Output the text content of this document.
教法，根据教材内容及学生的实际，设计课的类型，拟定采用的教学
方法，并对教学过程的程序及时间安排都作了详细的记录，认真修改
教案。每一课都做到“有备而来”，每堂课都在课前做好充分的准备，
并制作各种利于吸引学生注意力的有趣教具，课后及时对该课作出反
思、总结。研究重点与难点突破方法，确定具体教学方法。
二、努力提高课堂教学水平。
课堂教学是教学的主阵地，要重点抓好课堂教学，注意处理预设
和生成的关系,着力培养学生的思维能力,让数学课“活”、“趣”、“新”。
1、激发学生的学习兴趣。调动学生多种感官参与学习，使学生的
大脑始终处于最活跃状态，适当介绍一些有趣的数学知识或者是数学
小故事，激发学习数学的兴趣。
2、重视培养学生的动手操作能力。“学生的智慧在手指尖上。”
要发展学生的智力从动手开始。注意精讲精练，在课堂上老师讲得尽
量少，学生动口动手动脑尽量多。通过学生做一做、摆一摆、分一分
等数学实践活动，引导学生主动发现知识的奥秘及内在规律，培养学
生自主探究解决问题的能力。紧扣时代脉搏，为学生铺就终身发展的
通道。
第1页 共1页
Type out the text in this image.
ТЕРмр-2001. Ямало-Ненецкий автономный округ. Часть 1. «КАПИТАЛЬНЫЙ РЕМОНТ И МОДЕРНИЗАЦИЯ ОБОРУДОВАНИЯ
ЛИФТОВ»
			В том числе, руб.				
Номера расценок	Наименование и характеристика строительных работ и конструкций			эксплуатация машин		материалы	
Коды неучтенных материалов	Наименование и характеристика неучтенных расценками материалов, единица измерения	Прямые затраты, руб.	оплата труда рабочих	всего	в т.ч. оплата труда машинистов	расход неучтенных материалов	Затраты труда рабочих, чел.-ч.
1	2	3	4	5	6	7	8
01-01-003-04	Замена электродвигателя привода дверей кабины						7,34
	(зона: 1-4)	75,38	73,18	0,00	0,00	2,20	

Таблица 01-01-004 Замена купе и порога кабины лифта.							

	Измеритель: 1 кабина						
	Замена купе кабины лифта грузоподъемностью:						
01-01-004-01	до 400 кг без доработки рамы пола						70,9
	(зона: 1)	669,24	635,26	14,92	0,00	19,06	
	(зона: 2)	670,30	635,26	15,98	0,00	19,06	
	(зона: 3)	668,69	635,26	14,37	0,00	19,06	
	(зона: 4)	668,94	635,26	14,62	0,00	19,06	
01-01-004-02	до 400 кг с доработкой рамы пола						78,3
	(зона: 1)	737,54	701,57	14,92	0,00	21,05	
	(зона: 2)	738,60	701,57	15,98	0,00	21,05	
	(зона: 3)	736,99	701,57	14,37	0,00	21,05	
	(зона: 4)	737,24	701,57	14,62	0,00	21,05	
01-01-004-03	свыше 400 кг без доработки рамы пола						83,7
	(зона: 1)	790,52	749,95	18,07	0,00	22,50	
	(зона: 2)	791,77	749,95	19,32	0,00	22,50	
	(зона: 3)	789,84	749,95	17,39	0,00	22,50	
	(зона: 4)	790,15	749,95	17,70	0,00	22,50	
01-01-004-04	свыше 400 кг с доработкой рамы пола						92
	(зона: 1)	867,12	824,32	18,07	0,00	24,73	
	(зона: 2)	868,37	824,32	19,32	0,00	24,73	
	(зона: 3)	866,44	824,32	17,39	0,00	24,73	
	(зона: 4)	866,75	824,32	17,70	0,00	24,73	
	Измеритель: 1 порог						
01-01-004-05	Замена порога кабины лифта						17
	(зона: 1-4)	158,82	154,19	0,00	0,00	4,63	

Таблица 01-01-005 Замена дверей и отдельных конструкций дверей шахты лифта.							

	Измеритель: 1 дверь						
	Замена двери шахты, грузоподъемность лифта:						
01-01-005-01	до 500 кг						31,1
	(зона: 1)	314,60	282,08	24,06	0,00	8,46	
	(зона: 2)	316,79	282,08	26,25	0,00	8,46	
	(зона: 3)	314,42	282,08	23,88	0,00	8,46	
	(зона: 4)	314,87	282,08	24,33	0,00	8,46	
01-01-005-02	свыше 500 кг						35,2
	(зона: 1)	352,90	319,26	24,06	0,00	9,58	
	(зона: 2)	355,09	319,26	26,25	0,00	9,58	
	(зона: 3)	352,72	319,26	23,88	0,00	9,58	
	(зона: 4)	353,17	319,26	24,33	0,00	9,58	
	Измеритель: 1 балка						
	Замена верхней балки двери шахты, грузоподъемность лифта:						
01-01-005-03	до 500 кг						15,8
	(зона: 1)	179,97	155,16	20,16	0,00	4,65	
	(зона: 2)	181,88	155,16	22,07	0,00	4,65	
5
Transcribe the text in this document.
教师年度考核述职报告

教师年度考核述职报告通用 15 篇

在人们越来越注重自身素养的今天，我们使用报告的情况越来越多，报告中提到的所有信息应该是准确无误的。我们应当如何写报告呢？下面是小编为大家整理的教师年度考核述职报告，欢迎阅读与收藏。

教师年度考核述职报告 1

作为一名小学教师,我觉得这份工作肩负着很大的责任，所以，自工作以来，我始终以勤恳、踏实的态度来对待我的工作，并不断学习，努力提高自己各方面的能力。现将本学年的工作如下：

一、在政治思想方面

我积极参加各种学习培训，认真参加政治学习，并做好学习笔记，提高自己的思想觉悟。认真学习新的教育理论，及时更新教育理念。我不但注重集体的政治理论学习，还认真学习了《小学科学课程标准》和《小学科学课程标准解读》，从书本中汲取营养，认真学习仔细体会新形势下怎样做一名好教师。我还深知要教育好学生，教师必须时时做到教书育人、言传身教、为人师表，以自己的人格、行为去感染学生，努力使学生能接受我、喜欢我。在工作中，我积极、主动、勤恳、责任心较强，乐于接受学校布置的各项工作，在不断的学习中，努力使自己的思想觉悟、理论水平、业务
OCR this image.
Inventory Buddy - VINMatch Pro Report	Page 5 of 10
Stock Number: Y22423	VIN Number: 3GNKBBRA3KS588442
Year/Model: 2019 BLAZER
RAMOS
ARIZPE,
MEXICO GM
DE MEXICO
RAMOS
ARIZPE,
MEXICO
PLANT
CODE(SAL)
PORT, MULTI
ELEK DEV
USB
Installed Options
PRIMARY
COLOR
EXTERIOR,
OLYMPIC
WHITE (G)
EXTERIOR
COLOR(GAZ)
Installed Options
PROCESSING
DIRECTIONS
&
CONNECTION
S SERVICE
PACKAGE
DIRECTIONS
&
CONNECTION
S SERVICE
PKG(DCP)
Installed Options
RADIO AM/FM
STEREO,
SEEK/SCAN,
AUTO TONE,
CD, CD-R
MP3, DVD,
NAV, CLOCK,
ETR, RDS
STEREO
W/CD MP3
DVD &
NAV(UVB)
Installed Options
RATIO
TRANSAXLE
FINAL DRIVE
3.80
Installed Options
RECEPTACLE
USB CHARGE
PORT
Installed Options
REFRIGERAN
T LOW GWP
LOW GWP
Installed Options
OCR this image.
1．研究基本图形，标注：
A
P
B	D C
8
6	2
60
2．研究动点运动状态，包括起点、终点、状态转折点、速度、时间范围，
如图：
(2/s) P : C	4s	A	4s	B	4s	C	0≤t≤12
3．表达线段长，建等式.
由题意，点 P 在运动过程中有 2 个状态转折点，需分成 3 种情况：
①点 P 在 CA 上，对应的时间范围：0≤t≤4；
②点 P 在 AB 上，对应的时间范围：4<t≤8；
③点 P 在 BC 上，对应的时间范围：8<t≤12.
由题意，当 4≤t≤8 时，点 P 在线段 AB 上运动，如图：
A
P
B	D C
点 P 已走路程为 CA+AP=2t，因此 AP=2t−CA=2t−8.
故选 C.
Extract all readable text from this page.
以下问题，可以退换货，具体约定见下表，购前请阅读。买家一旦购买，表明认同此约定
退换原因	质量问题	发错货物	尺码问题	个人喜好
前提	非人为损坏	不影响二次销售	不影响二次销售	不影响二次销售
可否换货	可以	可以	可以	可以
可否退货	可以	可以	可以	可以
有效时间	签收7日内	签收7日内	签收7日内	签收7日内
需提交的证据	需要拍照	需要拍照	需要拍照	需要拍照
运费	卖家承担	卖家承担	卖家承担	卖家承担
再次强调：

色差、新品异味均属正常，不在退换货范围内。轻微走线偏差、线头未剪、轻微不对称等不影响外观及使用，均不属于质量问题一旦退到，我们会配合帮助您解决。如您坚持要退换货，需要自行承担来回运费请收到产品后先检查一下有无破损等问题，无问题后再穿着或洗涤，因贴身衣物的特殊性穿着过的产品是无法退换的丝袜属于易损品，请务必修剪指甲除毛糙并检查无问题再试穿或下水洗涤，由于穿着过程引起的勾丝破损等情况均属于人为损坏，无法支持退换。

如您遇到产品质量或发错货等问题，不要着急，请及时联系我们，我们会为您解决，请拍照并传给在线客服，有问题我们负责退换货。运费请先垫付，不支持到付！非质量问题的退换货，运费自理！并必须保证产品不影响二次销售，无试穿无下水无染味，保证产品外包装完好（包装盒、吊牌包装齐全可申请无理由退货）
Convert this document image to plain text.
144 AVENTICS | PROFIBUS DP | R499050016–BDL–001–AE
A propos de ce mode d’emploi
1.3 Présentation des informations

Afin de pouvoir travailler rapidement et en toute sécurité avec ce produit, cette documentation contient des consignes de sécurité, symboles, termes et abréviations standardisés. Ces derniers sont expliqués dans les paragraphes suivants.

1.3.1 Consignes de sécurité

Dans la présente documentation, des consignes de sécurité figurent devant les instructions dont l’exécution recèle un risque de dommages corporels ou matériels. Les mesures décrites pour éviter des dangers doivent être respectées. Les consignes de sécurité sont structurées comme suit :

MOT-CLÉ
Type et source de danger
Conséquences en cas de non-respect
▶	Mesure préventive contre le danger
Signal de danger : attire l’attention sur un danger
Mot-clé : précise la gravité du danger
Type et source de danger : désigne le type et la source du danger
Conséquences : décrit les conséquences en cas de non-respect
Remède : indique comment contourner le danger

**EXERCISE OBJECTIVE**: Search the data for the string "дверей" and copy each line where it appears.

**ANSWER TO THE TASK**:
01-01-003-04	Замена электродвигателя привода дверей кабины						7,34
Таблица 01-01-005 Замена дверей и отдельных конструкций дверей шахты лифта.							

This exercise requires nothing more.